* _What is required_
Repeat the listing word for word, from its first line through the line that contains "coastline: [739, 429, 967, 561]".

* _Exercise data_
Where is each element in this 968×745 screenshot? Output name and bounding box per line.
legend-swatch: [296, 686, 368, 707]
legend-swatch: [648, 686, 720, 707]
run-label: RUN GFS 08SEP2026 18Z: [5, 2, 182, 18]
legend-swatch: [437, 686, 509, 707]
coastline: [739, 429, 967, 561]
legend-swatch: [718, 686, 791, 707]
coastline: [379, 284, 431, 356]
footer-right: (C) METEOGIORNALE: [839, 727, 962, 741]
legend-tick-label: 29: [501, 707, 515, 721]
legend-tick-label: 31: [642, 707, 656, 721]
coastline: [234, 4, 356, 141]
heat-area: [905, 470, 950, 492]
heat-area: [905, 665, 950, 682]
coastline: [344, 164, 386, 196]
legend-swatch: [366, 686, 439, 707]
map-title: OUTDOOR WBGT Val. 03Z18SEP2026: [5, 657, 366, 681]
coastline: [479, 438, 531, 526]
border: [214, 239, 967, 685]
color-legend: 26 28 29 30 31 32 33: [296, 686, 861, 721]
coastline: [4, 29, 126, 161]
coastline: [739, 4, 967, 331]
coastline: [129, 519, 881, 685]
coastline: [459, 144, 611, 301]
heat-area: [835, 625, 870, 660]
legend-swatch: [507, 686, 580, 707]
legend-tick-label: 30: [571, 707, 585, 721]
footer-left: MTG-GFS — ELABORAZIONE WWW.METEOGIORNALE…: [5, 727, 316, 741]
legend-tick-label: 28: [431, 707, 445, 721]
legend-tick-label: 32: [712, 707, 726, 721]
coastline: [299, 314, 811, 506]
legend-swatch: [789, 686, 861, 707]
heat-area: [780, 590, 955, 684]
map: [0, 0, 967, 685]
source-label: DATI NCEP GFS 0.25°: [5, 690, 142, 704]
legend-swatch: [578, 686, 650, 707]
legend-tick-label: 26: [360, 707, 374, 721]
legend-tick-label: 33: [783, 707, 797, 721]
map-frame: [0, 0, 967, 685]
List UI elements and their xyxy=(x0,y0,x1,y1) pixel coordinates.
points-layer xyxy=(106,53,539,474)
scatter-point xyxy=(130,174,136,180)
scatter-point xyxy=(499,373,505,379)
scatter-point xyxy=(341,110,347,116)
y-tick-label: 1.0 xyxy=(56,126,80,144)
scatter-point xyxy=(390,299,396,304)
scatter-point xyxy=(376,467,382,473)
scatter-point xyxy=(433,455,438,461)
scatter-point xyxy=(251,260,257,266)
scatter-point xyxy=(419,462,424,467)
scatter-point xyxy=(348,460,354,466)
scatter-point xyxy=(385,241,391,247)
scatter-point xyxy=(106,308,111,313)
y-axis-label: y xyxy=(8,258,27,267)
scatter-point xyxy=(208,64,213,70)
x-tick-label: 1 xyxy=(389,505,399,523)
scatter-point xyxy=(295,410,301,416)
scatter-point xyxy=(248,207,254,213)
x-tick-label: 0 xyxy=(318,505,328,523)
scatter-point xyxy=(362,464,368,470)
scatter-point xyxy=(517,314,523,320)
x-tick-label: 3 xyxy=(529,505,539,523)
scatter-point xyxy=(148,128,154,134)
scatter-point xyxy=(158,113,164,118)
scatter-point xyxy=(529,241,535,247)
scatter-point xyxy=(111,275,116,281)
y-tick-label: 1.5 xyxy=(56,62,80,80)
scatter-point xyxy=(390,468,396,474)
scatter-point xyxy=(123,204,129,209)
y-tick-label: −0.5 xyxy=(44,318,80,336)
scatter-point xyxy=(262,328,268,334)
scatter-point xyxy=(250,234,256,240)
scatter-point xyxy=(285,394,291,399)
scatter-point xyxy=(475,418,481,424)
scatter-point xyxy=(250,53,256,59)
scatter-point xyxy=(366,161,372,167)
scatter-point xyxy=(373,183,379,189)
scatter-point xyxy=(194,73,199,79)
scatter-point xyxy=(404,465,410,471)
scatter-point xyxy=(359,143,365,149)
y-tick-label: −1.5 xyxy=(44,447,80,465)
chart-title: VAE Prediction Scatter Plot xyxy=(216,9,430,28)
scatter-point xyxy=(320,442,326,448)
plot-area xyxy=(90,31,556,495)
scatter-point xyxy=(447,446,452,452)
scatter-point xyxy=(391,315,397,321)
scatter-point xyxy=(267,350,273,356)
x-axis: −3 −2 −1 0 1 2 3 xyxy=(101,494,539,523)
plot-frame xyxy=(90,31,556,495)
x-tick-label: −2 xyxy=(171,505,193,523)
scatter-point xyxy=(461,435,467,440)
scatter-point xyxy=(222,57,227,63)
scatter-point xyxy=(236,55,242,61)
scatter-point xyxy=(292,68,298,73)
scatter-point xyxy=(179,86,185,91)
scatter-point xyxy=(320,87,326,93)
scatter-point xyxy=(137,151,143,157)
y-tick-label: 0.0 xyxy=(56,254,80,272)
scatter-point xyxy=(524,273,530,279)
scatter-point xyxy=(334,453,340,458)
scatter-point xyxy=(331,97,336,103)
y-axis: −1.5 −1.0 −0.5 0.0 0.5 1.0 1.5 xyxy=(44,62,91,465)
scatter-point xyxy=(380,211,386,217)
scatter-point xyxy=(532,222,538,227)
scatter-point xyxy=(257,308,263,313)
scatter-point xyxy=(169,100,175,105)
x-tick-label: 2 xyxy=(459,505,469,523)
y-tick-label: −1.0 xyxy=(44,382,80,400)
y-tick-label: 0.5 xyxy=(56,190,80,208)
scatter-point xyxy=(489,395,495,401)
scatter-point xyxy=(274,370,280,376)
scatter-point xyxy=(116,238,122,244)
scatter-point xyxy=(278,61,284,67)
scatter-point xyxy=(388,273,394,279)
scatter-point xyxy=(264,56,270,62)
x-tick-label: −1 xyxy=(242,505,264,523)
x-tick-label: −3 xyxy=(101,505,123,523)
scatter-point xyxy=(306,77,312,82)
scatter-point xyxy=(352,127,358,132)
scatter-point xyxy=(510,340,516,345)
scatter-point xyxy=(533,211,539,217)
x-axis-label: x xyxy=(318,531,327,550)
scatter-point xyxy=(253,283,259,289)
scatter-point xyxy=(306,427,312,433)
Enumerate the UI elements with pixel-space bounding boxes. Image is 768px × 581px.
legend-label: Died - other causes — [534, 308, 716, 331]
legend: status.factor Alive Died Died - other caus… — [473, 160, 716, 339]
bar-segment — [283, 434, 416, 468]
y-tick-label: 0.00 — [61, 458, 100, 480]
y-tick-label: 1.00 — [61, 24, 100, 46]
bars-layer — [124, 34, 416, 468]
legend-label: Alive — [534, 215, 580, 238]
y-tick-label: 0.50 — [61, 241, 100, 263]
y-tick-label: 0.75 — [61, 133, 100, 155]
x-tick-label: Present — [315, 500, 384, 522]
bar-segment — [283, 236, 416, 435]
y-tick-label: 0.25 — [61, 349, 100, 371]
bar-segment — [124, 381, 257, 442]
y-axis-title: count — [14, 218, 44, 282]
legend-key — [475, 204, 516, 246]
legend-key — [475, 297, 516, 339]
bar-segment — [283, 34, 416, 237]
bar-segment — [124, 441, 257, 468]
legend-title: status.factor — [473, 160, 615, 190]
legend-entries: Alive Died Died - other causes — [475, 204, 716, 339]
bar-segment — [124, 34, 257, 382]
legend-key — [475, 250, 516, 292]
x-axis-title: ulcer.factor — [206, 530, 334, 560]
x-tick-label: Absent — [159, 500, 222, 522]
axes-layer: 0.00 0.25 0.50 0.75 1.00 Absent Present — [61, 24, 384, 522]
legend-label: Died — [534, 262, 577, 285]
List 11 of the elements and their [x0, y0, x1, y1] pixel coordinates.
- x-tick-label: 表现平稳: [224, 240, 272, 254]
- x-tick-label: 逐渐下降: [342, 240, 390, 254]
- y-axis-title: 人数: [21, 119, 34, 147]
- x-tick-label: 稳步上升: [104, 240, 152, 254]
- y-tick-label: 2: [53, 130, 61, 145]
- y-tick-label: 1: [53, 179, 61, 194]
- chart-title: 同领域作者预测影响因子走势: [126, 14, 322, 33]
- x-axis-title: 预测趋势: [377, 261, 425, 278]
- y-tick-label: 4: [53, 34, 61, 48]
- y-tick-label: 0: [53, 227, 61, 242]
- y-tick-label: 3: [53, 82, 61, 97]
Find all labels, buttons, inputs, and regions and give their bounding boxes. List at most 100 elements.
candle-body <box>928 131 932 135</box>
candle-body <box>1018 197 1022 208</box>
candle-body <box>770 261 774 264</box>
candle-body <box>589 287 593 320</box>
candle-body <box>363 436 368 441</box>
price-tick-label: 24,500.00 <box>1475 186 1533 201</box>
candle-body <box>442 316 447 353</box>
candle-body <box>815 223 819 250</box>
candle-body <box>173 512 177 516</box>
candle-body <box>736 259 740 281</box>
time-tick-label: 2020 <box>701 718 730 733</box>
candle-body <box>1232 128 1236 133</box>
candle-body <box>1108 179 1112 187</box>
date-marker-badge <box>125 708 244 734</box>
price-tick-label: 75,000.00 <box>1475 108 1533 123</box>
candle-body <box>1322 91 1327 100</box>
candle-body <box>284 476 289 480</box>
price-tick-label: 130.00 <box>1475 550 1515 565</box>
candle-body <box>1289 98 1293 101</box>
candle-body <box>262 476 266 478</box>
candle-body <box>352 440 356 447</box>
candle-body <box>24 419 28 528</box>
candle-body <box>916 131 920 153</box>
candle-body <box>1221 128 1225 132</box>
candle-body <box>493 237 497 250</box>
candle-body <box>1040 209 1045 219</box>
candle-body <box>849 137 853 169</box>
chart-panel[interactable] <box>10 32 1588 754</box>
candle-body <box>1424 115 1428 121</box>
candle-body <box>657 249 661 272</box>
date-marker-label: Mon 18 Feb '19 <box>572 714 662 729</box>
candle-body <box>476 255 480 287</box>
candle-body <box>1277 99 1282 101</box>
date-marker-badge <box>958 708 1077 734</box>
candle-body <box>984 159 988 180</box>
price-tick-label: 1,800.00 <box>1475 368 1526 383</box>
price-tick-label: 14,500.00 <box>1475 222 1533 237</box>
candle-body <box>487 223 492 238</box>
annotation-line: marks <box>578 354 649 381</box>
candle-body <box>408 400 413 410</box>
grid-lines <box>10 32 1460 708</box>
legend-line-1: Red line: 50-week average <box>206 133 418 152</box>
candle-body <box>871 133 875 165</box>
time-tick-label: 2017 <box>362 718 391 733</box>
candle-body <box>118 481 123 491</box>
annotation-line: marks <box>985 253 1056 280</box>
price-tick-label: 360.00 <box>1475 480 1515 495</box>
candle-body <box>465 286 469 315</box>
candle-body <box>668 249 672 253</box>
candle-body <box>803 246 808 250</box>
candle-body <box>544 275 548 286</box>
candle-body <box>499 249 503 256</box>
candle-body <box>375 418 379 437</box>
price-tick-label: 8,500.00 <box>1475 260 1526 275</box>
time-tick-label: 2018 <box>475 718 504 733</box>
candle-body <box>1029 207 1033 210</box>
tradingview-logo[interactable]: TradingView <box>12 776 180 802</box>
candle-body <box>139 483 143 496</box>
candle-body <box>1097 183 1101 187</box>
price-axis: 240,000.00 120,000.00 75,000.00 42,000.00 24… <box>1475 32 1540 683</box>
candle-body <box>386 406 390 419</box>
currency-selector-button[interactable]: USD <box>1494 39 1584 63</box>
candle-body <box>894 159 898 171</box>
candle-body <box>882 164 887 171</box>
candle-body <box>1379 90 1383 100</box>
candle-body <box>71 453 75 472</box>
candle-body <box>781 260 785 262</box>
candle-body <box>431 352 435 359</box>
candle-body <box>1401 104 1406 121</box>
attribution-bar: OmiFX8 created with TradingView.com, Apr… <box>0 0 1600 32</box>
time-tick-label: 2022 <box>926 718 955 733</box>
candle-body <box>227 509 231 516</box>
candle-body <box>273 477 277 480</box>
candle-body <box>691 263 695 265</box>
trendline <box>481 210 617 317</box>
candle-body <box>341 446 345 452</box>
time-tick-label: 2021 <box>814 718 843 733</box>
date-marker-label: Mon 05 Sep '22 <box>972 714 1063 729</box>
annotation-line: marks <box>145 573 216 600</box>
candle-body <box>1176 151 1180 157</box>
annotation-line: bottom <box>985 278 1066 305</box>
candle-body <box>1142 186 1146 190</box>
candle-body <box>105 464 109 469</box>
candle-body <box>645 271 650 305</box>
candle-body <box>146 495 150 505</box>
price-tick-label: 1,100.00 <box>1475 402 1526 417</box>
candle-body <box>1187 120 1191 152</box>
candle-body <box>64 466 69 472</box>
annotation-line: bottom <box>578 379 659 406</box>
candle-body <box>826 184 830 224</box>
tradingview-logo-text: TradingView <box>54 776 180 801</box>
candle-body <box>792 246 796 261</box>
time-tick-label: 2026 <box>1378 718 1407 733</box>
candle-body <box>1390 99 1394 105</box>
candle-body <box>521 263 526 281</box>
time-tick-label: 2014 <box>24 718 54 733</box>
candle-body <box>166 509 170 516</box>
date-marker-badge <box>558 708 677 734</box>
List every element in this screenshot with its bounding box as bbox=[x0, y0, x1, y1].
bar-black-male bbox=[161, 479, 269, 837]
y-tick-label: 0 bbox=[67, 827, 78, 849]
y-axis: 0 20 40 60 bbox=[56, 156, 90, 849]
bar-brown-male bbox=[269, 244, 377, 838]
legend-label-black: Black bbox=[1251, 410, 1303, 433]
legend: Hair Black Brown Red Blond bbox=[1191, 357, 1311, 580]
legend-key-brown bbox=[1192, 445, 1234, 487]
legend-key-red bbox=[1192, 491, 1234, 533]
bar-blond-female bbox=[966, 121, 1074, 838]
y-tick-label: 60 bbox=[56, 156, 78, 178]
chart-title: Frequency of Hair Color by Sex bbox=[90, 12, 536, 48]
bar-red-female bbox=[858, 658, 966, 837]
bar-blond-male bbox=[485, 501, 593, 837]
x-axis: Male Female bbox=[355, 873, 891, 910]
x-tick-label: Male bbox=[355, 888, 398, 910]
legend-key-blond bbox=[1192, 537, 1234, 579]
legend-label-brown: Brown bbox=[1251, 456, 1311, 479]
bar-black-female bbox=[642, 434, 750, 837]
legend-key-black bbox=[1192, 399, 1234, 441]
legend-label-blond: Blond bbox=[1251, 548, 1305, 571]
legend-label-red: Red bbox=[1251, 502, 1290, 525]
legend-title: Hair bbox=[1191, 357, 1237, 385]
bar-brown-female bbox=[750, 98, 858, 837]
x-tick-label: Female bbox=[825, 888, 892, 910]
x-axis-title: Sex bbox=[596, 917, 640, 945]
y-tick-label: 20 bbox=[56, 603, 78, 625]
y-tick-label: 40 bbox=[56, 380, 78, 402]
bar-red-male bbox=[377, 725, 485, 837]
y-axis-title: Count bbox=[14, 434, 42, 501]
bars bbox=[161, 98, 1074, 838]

* _The solution_
Where is each element in this 968×745 screenshot? Output name and bounding box per line.
legend-swatch: [296, 686, 368, 707]
legend-swatch: [648, 686, 720, 707]
run-label: RUN GFS 08SEP2026 18Z: [5, 2, 182, 18]
legend-swatch: [437, 686, 509, 707]
coastline: [739, 429, 967, 561]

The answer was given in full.